WORK TO DO: Go through the entries below and collect each line with the string "было" in it.
--- BEGIN SOURCE DATA ---
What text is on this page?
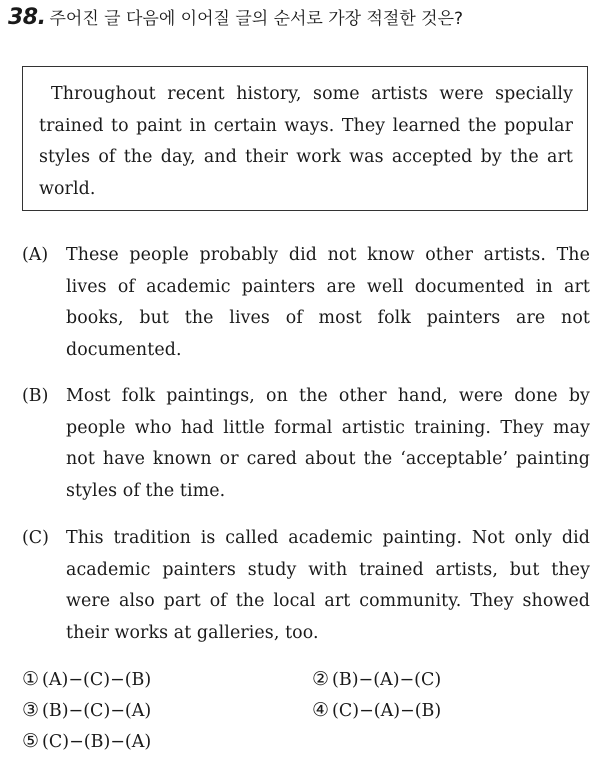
38. 주어진 글 다음에 이어질 글의 순서로 가장 적절한 것은?

Throughout recent history, some artists were specially trained to paint in certain ways. They learned the popular styles of the day, and their work was accepted by the art world.

(A) These people probably did not know other artists. The lives of academic painters are well documented in art books, but the lives of most folk painters are not documented.

(B) Most folk paintings, on the other hand, were done by people who had little formal artistic training. They may not have known or cared about the ‘acceptable’ painting styles of the time.

(C) This tradition is called academic painting. Not only did academic painters study with trained artists, but they were also part of the local art community. They showed their works at galleries, too.

① (A)−(C)−(B)	② (B)−(A)−(C)
③ (B)−(C)−(A)	④ (C)−(A)−(B)
⑤ (C)−(B)−(A)
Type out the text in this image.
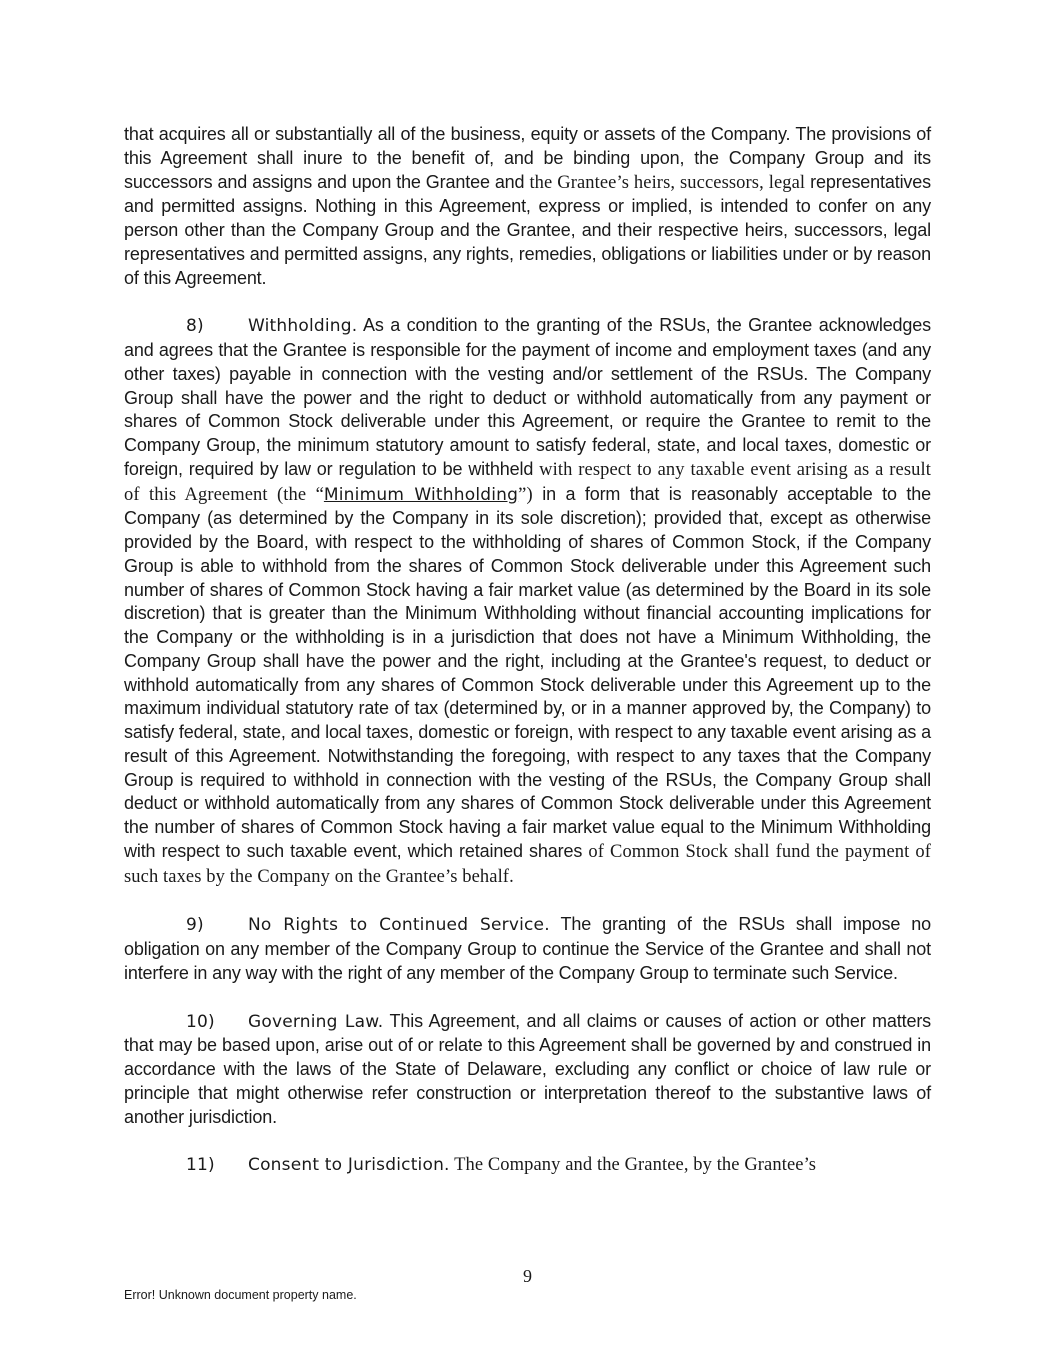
that acquires all or substantially all of the business, equity or assets of the Company. The provisions of this Agreement shall inure to the benefit of, and be binding upon, the Company Group and its successors and assigns and upon the Grantee and the Grantee’s heirs, successors, legal representatives and permitted assigns. Nothing in this Agreement, express or implied, is intended to confer on any person other than the Company Group and the Grantee, and their respective heirs, successors, legal representatives and permitted assigns, any rights, remedies, obligations or liabilities under or by reason of this Agreement.

8)	Withholding. As a condition to the granting of the RSUs, the Grantee acknowledges and agrees that the Grantee is responsible for the payment of income and employment taxes (and any other taxes) payable in connection with the vesting and/or settlement of the RSUs. The Company Group shall have the power and the right to deduct or withhold automatically from any payment or shares of Common Stock deliverable under this Agreement, or require the Grantee to remit to the Company Group, the minimum statutory amount to satisfy federal, state, and local taxes, domestic or foreign, required by law or regulation to be withheld with respect to any taxable event arising as a result of this Agreement (the “Minimum Withholding”) in a form that is reasonably acceptable to the Company (as determined by the Company in its sole discretion); provided that, except as otherwise provided by the Board, with respect to the withholding of shares of Common Stock, if the Company Group is able to withhold from the shares of Common Stock deliverable under this Agreement such number of shares of Common Stock having a fair market value (as determined by the Board in its sole discretion) that is greater than the Minimum Withholding without financial accounting implications for the Company or the withholding is in a jurisdiction that does not have a Minimum Withholding, the Company Group shall have the power and the right, including at the Grantee's request, to deduct or withhold automatically from any shares of Common Stock deliverable under this Agreement up to the maximum individual statutory rate of tax (determined by, or in a manner approved by, the Company) to satisfy federal, state, and local taxes, domestic or foreign, with respect to any taxable event arising as a result of this Agreement. Notwithstanding the foregoing, with respect to any taxes that the Company Group is required to withhold in connection with the vesting of the RSUs, the Company Group shall deduct or withhold automatically from any shares of Common Stock deliverable under this Agreement the number of shares of Common Stock having a fair market value equal to the Minimum Withholding with respect to such taxable event, which retained shares of Common Stock shall fund the payment of such taxes by the Company on the Grantee’s behalf.

9)	No Rights to Continued Service. The granting of the RSUs shall impose no obligation on any member of the Company Group to continue the Service of the Grantee and shall not interfere in any way with the right of any member of the Company Group to terminate such Service.

10) Governing Law. This Agreement, and all claims or causes of action or other matters that may be based upon, arise out of or relate to this Agreement shall be governed by and construed in accordance with the laws of the State of Delaware, excluding any conflict or choice of law rule or principle that might otherwise refer construction or interpretation thereof to the substantive laws of another jurisdiction.

11) Consent to Jurisdiction. The Company and the Grantee, by the Grantee’s

9
Error! Unknown document property name.
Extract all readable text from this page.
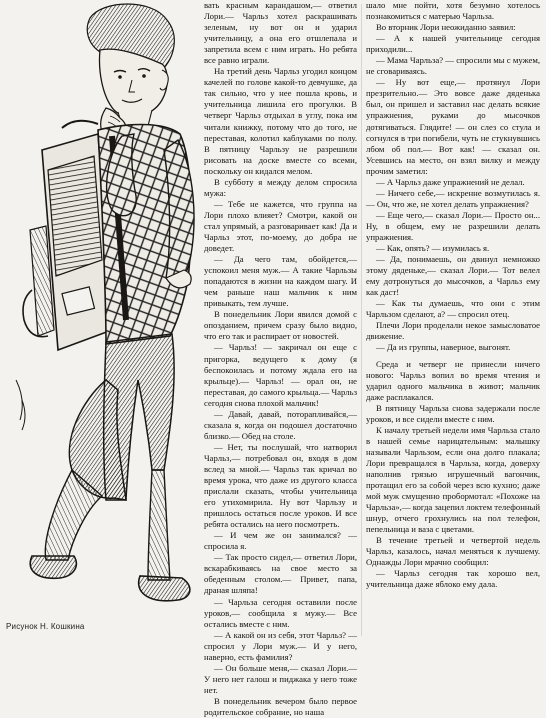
Рисунок Н. Кошкина

вать красным карандашом,— ответил Лори.— Чарльз хотел раскрашивать зеленым, ну вот он и ударил учительницу, а она его отшлепала и запретила всем с ним играть. Но ребята все равно играли.

На третий день Чарльз угодил концом качелей по голове какой-то девчушке, да так сильно, что у нее пошла кровь, и учительница лишила его прогулки. В четверг Чарльз отдыхал в углу, пока им читали книжку, потому что до того, не переставая, колотил каблуками по полу. В пятницу Чарльзу не разрешили рисовать на доске вместе со всеми, поскольку он кидался мелом.

В субботу я между делом спросила мужа:

— Тебе не кажется, что группа на Лори плохо влияет? Смотри, какой он стал упрямый, а разговаривает как! Да и Чарльз этот, по-моему, до добра не доведет.

— Да чего там, обойдется,— успокоил меня муж.— А такие Чарльзы попадаются в жизни на каждом шагу. И чем раньше наш мальчик к ним привыкать, тем лучше.

В понедельник Лори явился домой с опозданием, причем сразу было видно, что его так и распирает от новостей.

— Чарльз! — закричал он еще с пригорка, ведущего к дому (я беспокоилась и потому ждала его на крыльце).— Чарльз! — орал он, не переставая, до самого крыльца.— Чарльз сегодня снова плохой мальчик!

— Давай, давай, поторапливайся,— сказала я, когда он подошел достаточно близко.— Обед на столе.

— Нет, ты послушай, что натворил Чарльз,— потребовал он, входя в дом вслед за мной.— Чарльз так кричал во время урока, что даже из другого класса прислали сказать, чтобы учительница его утихомирила. Ну вот Чарльзу и пришлось остаться после уроков. И все ребята остались на него посмотреть.

— И чем же он занимался? — спросила я.

— Так просто сидел,— ответил Лори, вскарабкиваясь на свое место за обеденным столом.— Привет, папа, драная шляпа!

— Чарльза сегодня оставили после уроков,— сообщила я мужу.— Все остались вместе с ним.

— А какой он из себя, этот Чарльз? — спросил у Лори муж.— И у него, наверно, есть фамилия?

— Он больше меня,— сказал Лори.— У него нет галош и пиджака у него тоже нет.

В понедельник вечером было первое родительское собрание, но наша

шало мне пойти, хотя безумно хотелось познакомиться с матерью Чарльза.

Во вторник Лори неожиданно заявил:

— А к нашей учительнице сегодня приходили...

— Мама Чарльза? — спросили мы с мужем, не сговариваясь.

— Ну вот еще,— протянул Лори презрительно.— Это вовсе даже дяденька был, он пришел и заставил нас делать всякие упражнения, руками до мысочков дотягиваться. Глядите! — он слез со стула и согнулся в три погибели, чуть не стукнувшись лбом об пол.— Вот как! — сказал он. Усевшись на место, он взял вилку и между прочим заметил:

— А Чарльз даже упражнений не делал.

— Ничего себе,— искренне возмутилась я.— Он, что же, не хотел делать упражнения?

— Еще чего,— сказал Лори.— Просто он... Ну, в общем, ему не разрешили делать упражнения.

— Как, опять? — изумилась я.

— Да, понимаешь, он двинул немножко этому дяденьке,— сказал Лори.— Тот велел ему дотронуться до мысочков, а Чарльз ему как даст!

— Как ты думаешь, что они с этим Чарльзом сделают, а? — спросил отец.

Плечи Лори проделали некое замысловатое движение.

— Да из группы, наверное, выгонят.

Среда и четверг не принесли ничего нового: Чарльз вопил во время чтения и ударил одного мальчика в живот; мальчик даже расплакался.

В пятницу Чарльза снова задержали после уроков, и все сидели вместе с ним.

К началу третьей недели имя Чарльза стало в нашей семье нарицательным: малышку называли Чарльзом, если она долго плакала; Лори превращался в Чарльза, когда, доверху наполнив грязью игрушечный вагончик, протащил его за собой через всю кухню; даже мой муж смущенно пробормотал: «Похоже на Чарльза»,— когда зацепил локтем телефонный шнур, отчего грохнулись на пол телефон, пепельница и ваза с цветами.

В течение третьей и четвертой недель Чарльз, казалось, начал меняться к лучшему. Однажды Лори мрачно сообщил:

— Чарльз сегодня так хорошо вел, учительница даже яблоко ему дала.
--- END SOURCE DATA ---
ANSWER:
В понедельник Лори явился домой с опозданием, причем сразу было видно, что его так и распирает от новостей.
В понедельник вечером было первое родительское собрание, но наша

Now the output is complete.